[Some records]
# # # # #

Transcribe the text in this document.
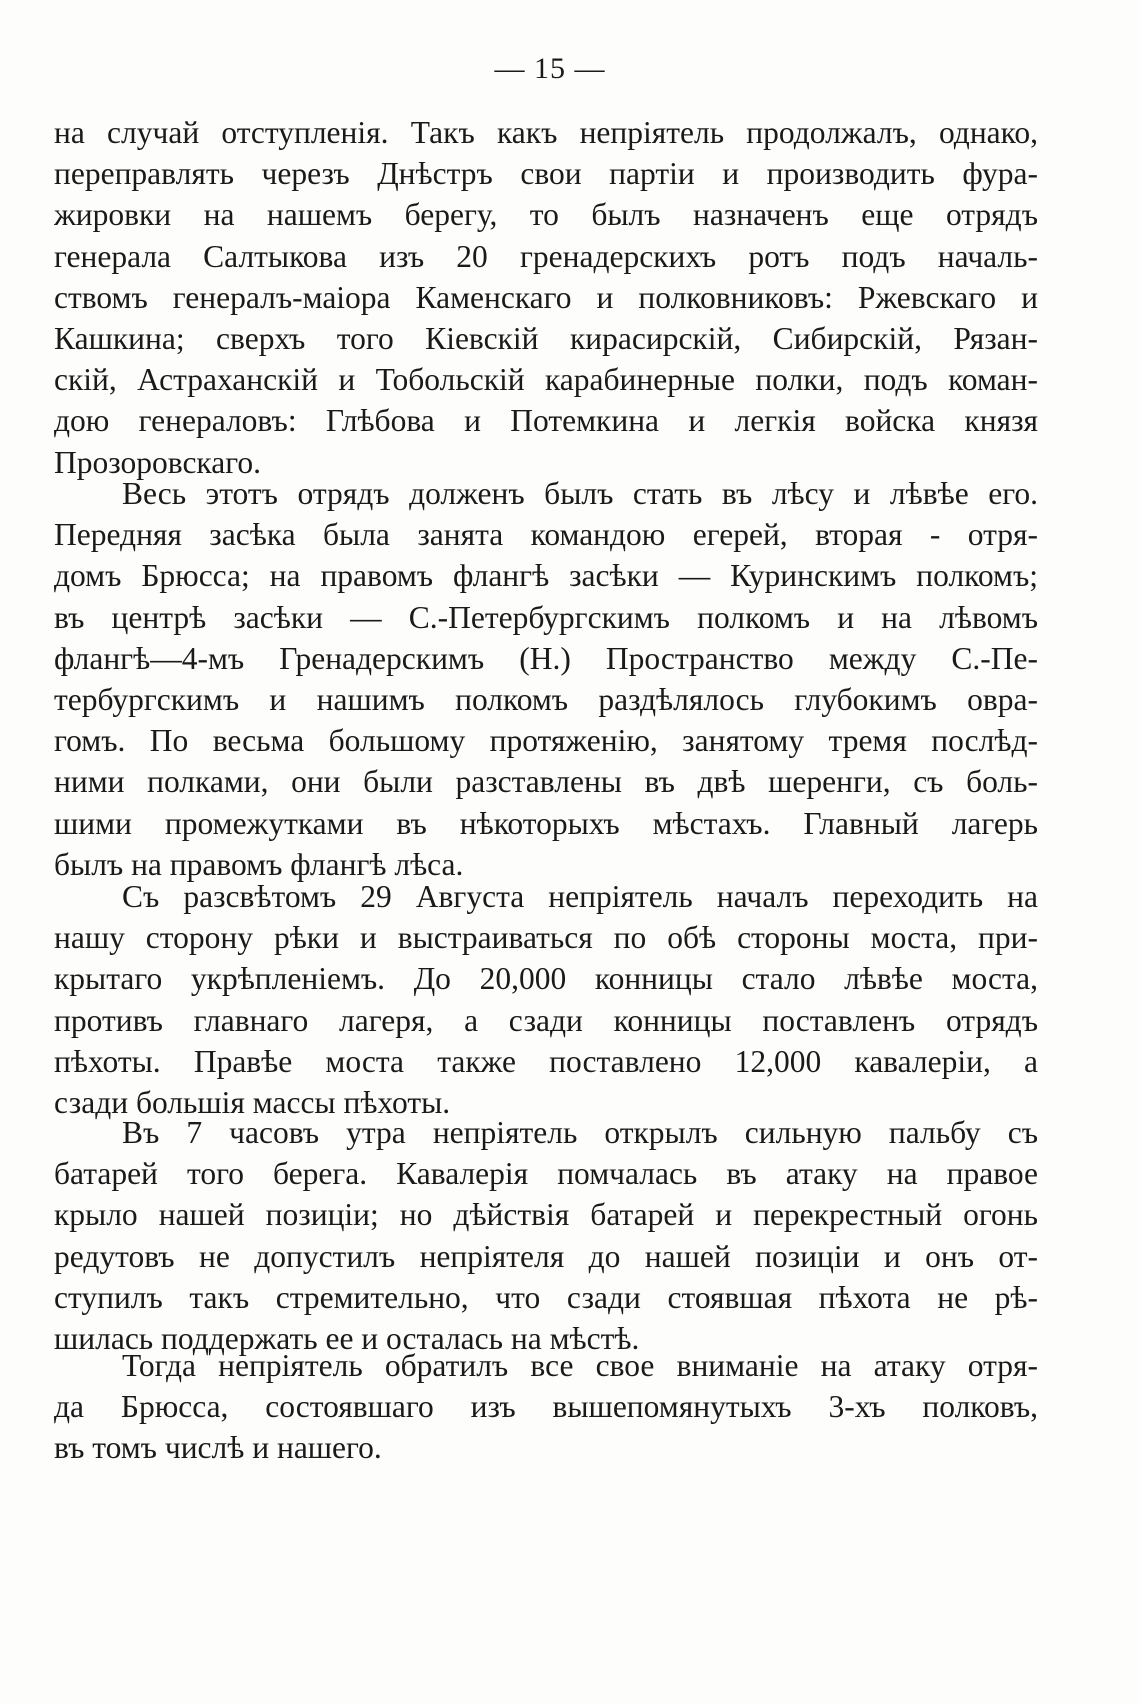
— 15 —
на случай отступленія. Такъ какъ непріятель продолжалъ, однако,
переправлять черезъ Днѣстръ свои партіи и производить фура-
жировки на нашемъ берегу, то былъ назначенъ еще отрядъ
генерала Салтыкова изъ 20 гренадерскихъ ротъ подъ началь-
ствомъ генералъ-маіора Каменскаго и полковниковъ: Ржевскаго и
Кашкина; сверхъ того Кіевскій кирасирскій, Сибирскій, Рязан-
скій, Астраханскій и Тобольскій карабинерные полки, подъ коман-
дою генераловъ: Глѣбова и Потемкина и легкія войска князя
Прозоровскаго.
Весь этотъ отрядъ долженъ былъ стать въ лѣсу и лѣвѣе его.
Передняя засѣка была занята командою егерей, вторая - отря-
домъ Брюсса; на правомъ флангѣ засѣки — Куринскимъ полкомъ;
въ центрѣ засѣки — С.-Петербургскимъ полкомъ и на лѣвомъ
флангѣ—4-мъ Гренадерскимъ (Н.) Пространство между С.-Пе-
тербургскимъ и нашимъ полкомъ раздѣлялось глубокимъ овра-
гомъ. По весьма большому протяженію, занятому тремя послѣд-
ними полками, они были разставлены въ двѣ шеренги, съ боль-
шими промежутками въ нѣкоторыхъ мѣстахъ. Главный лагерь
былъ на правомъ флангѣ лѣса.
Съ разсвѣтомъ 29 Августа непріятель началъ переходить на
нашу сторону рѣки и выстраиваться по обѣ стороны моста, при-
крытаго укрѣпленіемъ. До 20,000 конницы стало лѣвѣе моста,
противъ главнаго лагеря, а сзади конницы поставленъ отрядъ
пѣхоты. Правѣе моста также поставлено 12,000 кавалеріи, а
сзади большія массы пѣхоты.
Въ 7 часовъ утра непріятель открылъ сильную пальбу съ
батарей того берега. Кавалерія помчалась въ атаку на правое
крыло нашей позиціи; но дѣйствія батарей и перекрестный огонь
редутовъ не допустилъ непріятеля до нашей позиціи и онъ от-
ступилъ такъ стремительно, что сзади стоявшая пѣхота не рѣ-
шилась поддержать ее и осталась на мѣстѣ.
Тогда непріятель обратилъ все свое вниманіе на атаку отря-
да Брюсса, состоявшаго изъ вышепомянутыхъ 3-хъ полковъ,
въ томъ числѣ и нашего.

# # # # #

● Stated problem
Copy each line of the data that contains the word "полкомъ".

● Answer to this task
домъ Брюсса; на правомъ флангѣ засѣки — Куринскимъ полкомъ;
въ центрѣ засѣки — С.-Петербургскимъ полкомъ и на лѣвомъ
тербургскимъ и нашимъ полкомъ раздѣлялось глубокимъ овра-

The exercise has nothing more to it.